Stated task:
Look through the entries below and report how many lines hold the string "index". Only the number is wanted.
-- Begin Records supplied --
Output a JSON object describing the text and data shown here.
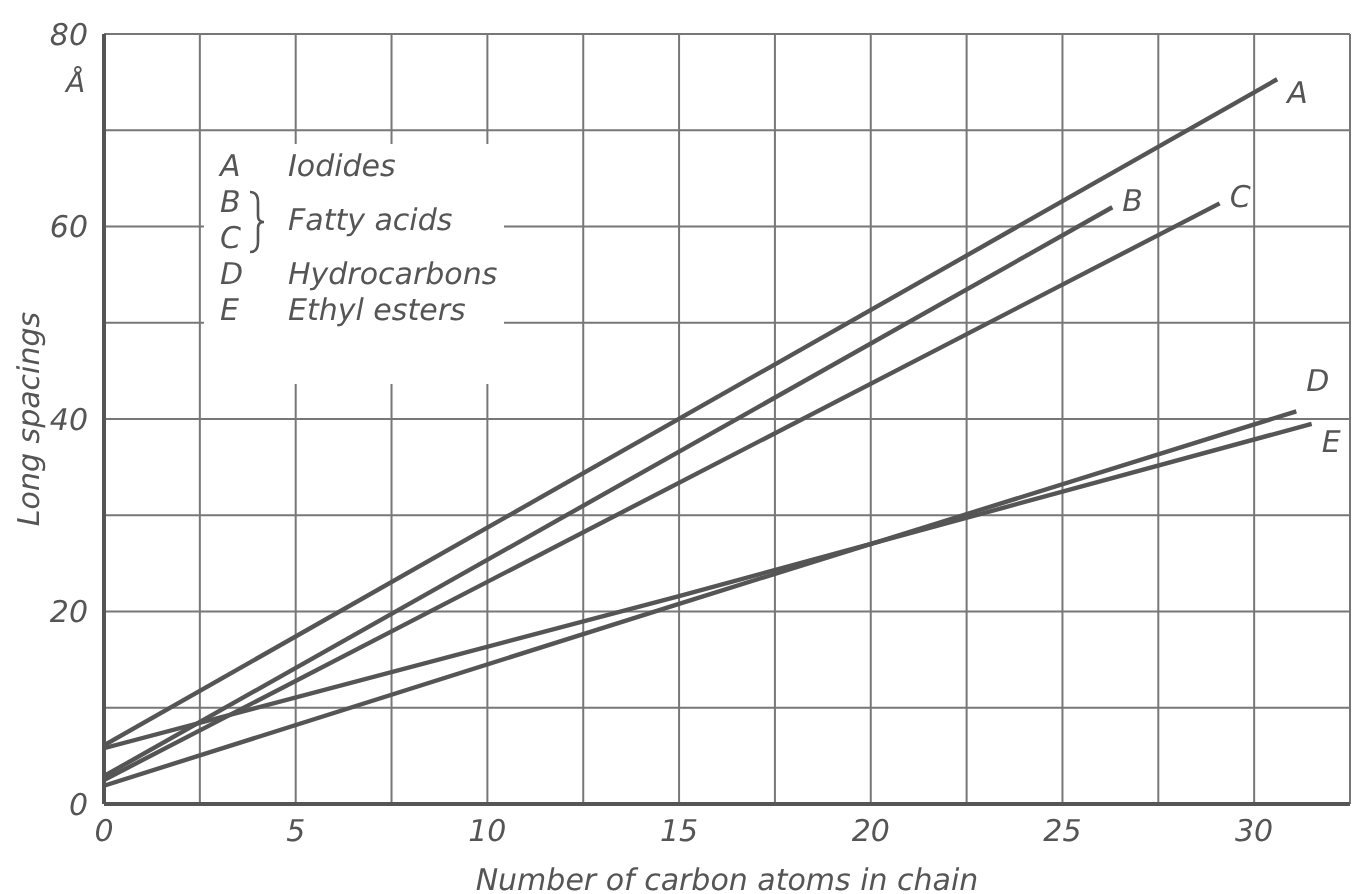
{
  "chart_data": {
    "type": "line",
    "xlabel": "Number of carbon atoms in chain",
    "ylabel": "Long spacings",
    "xlim": [
      0,
      32.5
    ],
    "xticks": [
      0,
      {
        "value": 2.5,
        "label": null
      },
      5,
      {
        "value": 7.5,
        "label": null
      },
      10,
      {
        "value": 12.5,
        "label": null
      },
      15,
      {
        "value": 17.5,
        "label": null
      },
      20,
      {
        "value": 22.5,
        "label": null
      },
      25,
      {
        "value": 27.5,
        "label": null
      },
      30
    ],
    "ylim": [
      0,
      80
    ],
    "yticks": [
      0,
      {
        "value": 10,
        "label": null
      },
      20,
      {
        "value": 30,
        "label": null
      },
      40,
      {
        "value": 50,
        "label": null
      },
      60,
      {
        "value": 70,
        "label": null
      },
      80
    ],
    "grid": true,
    "marker": "none",
    "line_style": "solid",
    "series": [
      {
        "name": "A",
        "color": "#555555",
        "x": [
          0,
          30.6
        ],
        "values": [
          6.1,
          75.3
        ]
      },
      {
        "name": "B",
        "color": "#555555",
        "x": [
          0,
          26.3
        ],
        "values": [
          2.9,
          62
        ]
      },
      {
        "name": "C",
        "color": "#555555",
        "x": [
          0,
          29.1
        ],
        "values": [
          2.5,
          62.4
        ]
      },
      {
        "name": "D",
        "color": "#555555",
        "x": [
          0,
          15,
          31.1
        ],
        "values": [
          1.9,
          20.8,
          40.8
        ]
      },
      {
        "name": "E",
        "color": "#555555",
        "x": [
          0,
          15,
          31.5
        ],
        "values": [
          5.8,
          21.6,
          39.5
        ]
      }
    ],
    "annotations": [
      "Å",
      "A",
      "Iodides",
      "B",
      "C",
      "Fatty acids",
      "D",
      "Hydrocarbons",
      "E",
      "Ethyl esters"
    ]
  }
}
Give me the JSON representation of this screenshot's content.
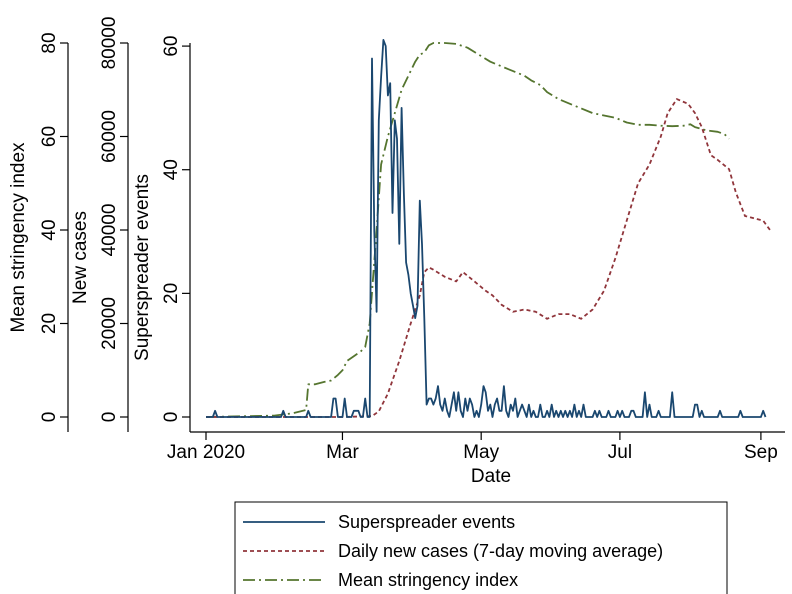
{
  "chart_data": {
    "type": "line",
    "xlabel": "Date",
    "x_ticks": [
      "Jan 2020",
      "Mar",
      "May",
      "Jul",
      "Sep"
    ],
    "x_tick_days": [
      0,
      60,
      121,
      182,
      244
    ],
    "xlim_days": [
      0,
      248
    ],
    "grid": false,
    "legend_position": "bottom",
    "axes": [
      {
        "id": "stringency",
        "label": "Mean stringency index",
        "ylim": [
          0,
          80
        ],
        "ticks": [
          "0",
          "20",
          "40",
          "60",
          "80"
        ],
        "tick_values": [
          0,
          20,
          40,
          60,
          80
        ]
      },
      {
        "id": "cases",
        "label": "New cases",
        "ylim": [
          0,
          80000
        ],
        "ticks": [
          "0",
          "20000",
          "40000",
          "60000",
          "80000"
        ],
        "tick_values": [
          0,
          20000,
          40000,
          60000,
          80000
        ]
      },
      {
        "id": "events",
        "label": "Superspreader events",
        "ylim": [
          0,
          60.5
        ],
        "ticks": [
          "0",
          "20",
          "40",
          "60"
        ],
        "tick_values": [
          0,
          20,
          40,
          60
        ]
      }
    ],
    "series": [
      {
        "name": "Superspreader events",
        "axis": "events",
        "color": "#1a476f",
        "style": "solid",
        "points": [
          [
            0,
            0
          ],
          [
            3,
            0
          ],
          [
            4,
            1
          ],
          [
            5,
            0
          ],
          [
            33,
            0
          ],
          [
            34,
            1
          ],
          [
            35,
            0
          ],
          [
            44,
            0
          ],
          [
            45,
            1
          ],
          [
            46,
            0
          ],
          [
            55,
            0
          ],
          [
            56,
            3
          ],
          [
            57,
            3
          ],
          [
            58,
            0
          ],
          [
            60,
            0
          ],
          [
            61,
            3
          ],
          [
            62,
            0
          ],
          [
            64,
            0
          ],
          [
            65,
            1
          ],
          [
            66,
            1
          ],
          [
            67,
            1
          ],
          [
            68,
            0
          ],
          [
            69,
            0
          ],
          [
            70,
            3
          ],
          [
            71,
            0
          ],
          [
            72,
            0
          ],
          [
            73,
            58
          ],
          [
            74,
            30
          ],
          [
            75,
            17
          ],
          [
            76,
            48
          ],
          [
            77,
            55
          ],
          [
            78,
            61
          ],
          [
            79,
            60
          ],
          [
            80,
            52
          ],
          [
            81,
            54
          ],
          [
            82,
            33
          ],
          [
            83,
            48
          ],
          [
            84,
            45
          ],
          [
            85,
            28
          ],
          [
            86,
            50
          ],
          [
            87,
            36
          ],
          [
            88,
            25
          ],
          [
            89,
            23
          ],
          [
            90,
            20
          ],
          [
            91,
            18
          ],
          [
            92,
            16
          ],
          [
            93,
            18
          ],
          [
            94,
            35
          ],
          [
            95,
            28
          ],
          [
            96,
            16
          ],
          [
            97,
            2
          ],
          [
            98,
            3
          ],
          [
            99,
            3
          ],
          [
            100,
            2
          ],
          [
            101,
            3
          ],
          [
            102,
            5
          ],
          [
            103,
            2
          ],
          [
            104,
            1
          ],
          [
            105,
            3
          ],
          [
            106,
            1
          ],
          [
            107,
            0
          ],
          [
            108,
            2
          ],
          [
            109,
            4
          ],
          [
            110,
            1
          ],
          [
            111,
            4
          ],
          [
            112,
            1
          ],
          [
            113,
            0
          ],
          [
            114,
            3
          ],
          [
            115,
            1
          ],
          [
            116,
            3
          ],
          [
            117,
            2
          ],
          [
            118,
            0
          ],
          [
            119,
            1
          ],
          [
            120,
            0
          ],
          [
            121,
            2
          ],
          [
            122,
            5
          ],
          [
            123,
            4
          ],
          [
            124,
            1
          ],
          [
            125,
            2
          ],
          [
            126,
            0
          ],
          [
            127,
            2
          ],
          [
            128,
            3
          ],
          [
            129,
            1
          ],
          [
            130,
            1
          ],
          [
            131,
            5
          ],
          [
            132,
            1
          ],
          [
            133,
            0
          ],
          [
            134,
            2
          ],
          [
            135,
            1
          ],
          [
            136,
            3
          ],
          [
            137,
            0
          ],
          [
            138,
            1
          ],
          [
            139,
            2
          ],
          [
            140,
            1
          ],
          [
            141,
            0
          ],
          [
            142,
            2
          ],
          [
            143,
            0
          ],
          [
            144,
            1
          ],
          [
            145,
            0
          ],
          [
            146,
            0
          ],
          [
            147,
            2
          ],
          [
            148,
            0
          ],
          [
            149,
            0
          ],
          [
            150,
            1
          ],
          [
            151,
            0
          ],
          [
            152,
            2
          ],
          [
            153,
            0
          ],
          [
            154,
            1
          ],
          [
            155,
            0
          ],
          [
            156,
            1
          ],
          [
            157,
            0
          ],
          [
            158,
            1
          ],
          [
            159,
            0
          ],
          [
            160,
            1
          ],
          [
            161,
            0
          ],
          [
            162,
            2
          ],
          [
            163,
            0
          ],
          [
            164,
            1
          ],
          [
            165,
            0
          ],
          [
            166,
            2
          ],
          [
            167,
            0
          ],
          [
            170,
            0
          ],
          [
            171,
            1
          ],
          [
            172,
            0
          ],
          [
            173,
            1
          ],
          [
            174,
            0
          ],
          [
            176,
            0
          ],
          [
            177,
            1
          ],
          [
            178,
            0
          ],
          [
            180,
            0
          ],
          [
            181,
            1
          ],
          [
            182,
            0
          ],
          [
            183,
            1
          ],
          [
            184,
            0
          ],
          [
            186,
            0
          ],
          [
            187,
            1
          ],
          [
            188,
            1
          ],
          [
            189,
            0
          ],
          [
            192,
            0
          ],
          [
            193,
            4
          ],
          [
            194,
            0
          ],
          [
            195,
            2
          ],
          [
            196,
            0
          ],
          [
            198,
            0
          ],
          [
            199,
            1
          ],
          [
            200,
            0
          ],
          [
            204,
            0
          ],
          [
            205,
            4
          ],
          [
            206,
            0
          ],
          [
            214,
            0
          ],
          [
            215,
            2
          ],
          [
            216,
            2
          ],
          [
            217,
            0
          ],
          [
            218,
            1
          ],
          [
            219,
            0
          ],
          [
            225,
            0
          ],
          [
            226,
            1
          ],
          [
            227,
            0
          ],
          [
            234,
            0
          ],
          [
            235,
            1
          ],
          [
            236,
            0
          ],
          [
            244,
            0
          ],
          [
            245,
            1
          ],
          [
            246,
            0
          ]
        ]
      },
      {
        "name": "Daily new cases (7-day moving average)",
        "axis": "cases",
        "color": "#90353b",
        "style": "dash",
        "points": [
          [
            0,
            0
          ],
          [
            30,
            0
          ],
          [
            60,
            0
          ],
          [
            73,
            200
          ],
          [
            76,
            1200
          ],
          [
            80,
            5000
          ],
          [
            85,
            12000
          ],
          [
            90,
            20000
          ],
          [
            94,
            26000
          ],
          [
            96,
            31000
          ],
          [
            98,
            32000
          ],
          [
            100,
            31500
          ],
          [
            105,
            30000
          ],
          [
            110,
            29000
          ],
          [
            113,
            31000
          ],
          [
            118,
            29000
          ],
          [
            123,
            27000
          ],
          [
            126,
            26000
          ],
          [
            130,
            24000
          ],
          [
            135,
            22500
          ],
          [
            140,
            23000
          ],
          [
            145,
            22500
          ],
          [
            150,
            21000
          ],
          [
            155,
            22000
          ],
          [
            160,
            22000
          ],
          [
            165,
            21000
          ],
          [
            170,
            23000
          ],
          [
            175,
            27000
          ],
          [
            180,
            34000
          ],
          [
            185,
            42000
          ],
          [
            190,
            50000
          ],
          [
            195,
            54000
          ],
          [
            200,
            60000
          ],
          [
            203,
            65000
          ],
          [
            207,
            68000
          ],
          [
            212,
            67000
          ],
          [
            215,
            65000
          ],
          [
            218,
            62000
          ],
          [
            222,
            56000
          ],
          [
            225,
            55000
          ],
          [
            230,
            53000
          ],
          [
            233,
            48000
          ],
          [
            237,
            43000
          ],
          [
            241,
            42500
          ],
          [
            245,
            42000
          ],
          [
            248,
            40000
          ]
        ]
      },
      {
        "name": "Mean stringency index",
        "axis": "stringency",
        "color": "#55752f",
        "style": "dashdot",
        "points": [
          [
            0,
            0
          ],
          [
            30,
            0.3
          ],
          [
            38,
            0.8
          ],
          [
            44,
            1.5
          ],
          [
            45,
            7
          ],
          [
            48,
            7
          ],
          [
            52,
            7.5
          ],
          [
            55,
            7.8
          ],
          [
            58,
            9
          ],
          [
            60,
            10
          ],
          [
            62,
            12
          ],
          [
            65,
            13
          ],
          [
            68,
            14
          ],
          [
            70,
            15
          ],
          [
            72,
            20
          ],
          [
            75,
            40
          ],
          [
            77,
            54
          ],
          [
            80,
            60
          ],
          [
            83,
            65
          ],
          [
            86,
            70
          ],
          [
            89,
            73
          ],
          [
            92,
            76
          ],
          [
            94,
            77.5
          ],
          [
            96,
            78
          ],
          [
            98,
            79.5
          ],
          [
            100,
            80
          ],
          [
            105,
            80
          ],
          [
            110,
            79.8
          ],
          [
            115,
            79
          ],
          [
            120,
            77.5
          ],
          [
            125,
            76
          ],
          [
            130,
            75
          ],
          [
            135,
            74
          ],
          [
            140,
            73
          ],
          [
            143,
            72
          ],
          [
            147,
            71
          ],
          [
            150,
            69.5
          ],
          [
            155,
            68
          ],
          [
            160,
            67
          ],
          [
            165,
            66
          ],
          [
            170,
            65
          ],
          [
            175,
            64.5
          ],
          [
            180,
            64
          ],
          [
            185,
            63
          ],
          [
            190,
            62.5
          ],
          [
            195,
            62.5
          ],
          [
            200,
            62.3
          ],
          [
            205,
            62.2
          ],
          [
            210,
            62.3
          ],
          [
            213,
            62.6
          ],
          [
            215,
            62
          ],
          [
            220,
            61.3
          ],
          [
            225,
            61
          ],
          [
            228,
            60.5
          ],
          [
            230,
            59.5
          ]
        ]
      }
    ]
  }
}
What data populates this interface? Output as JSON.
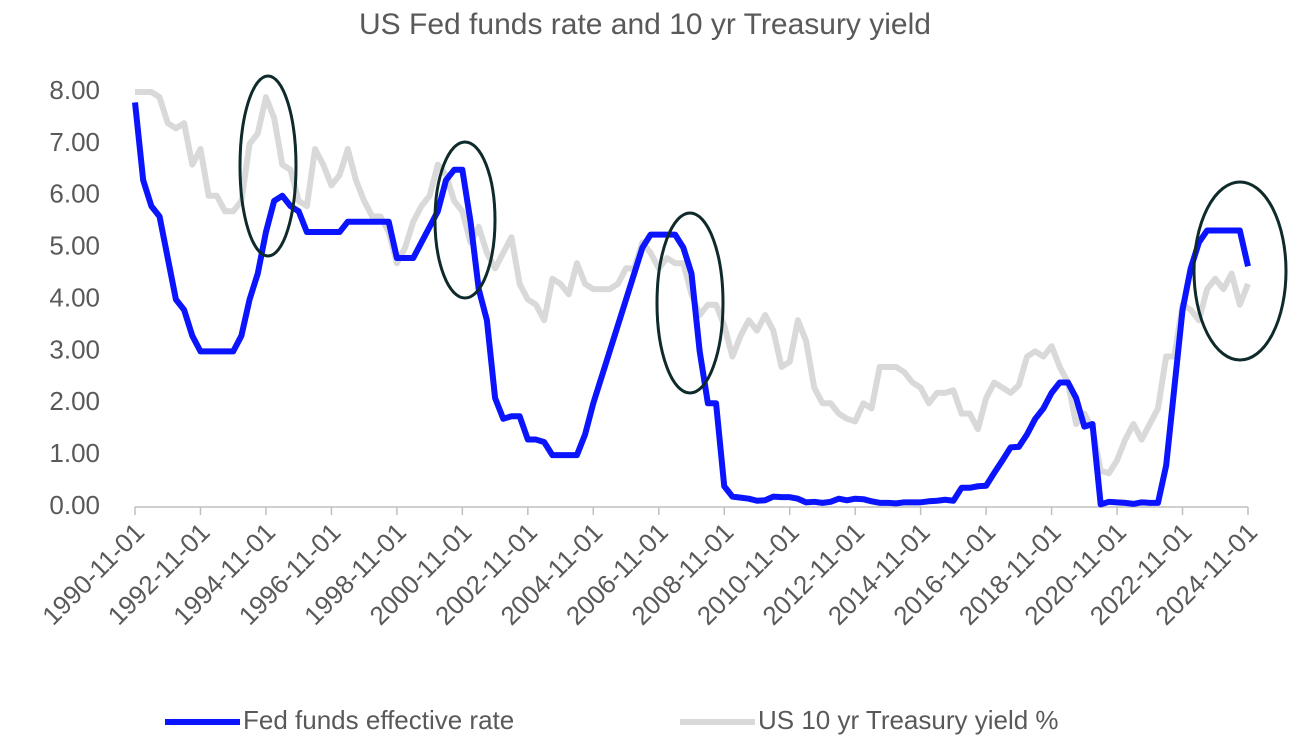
-- End Records supplied --
Written response:
2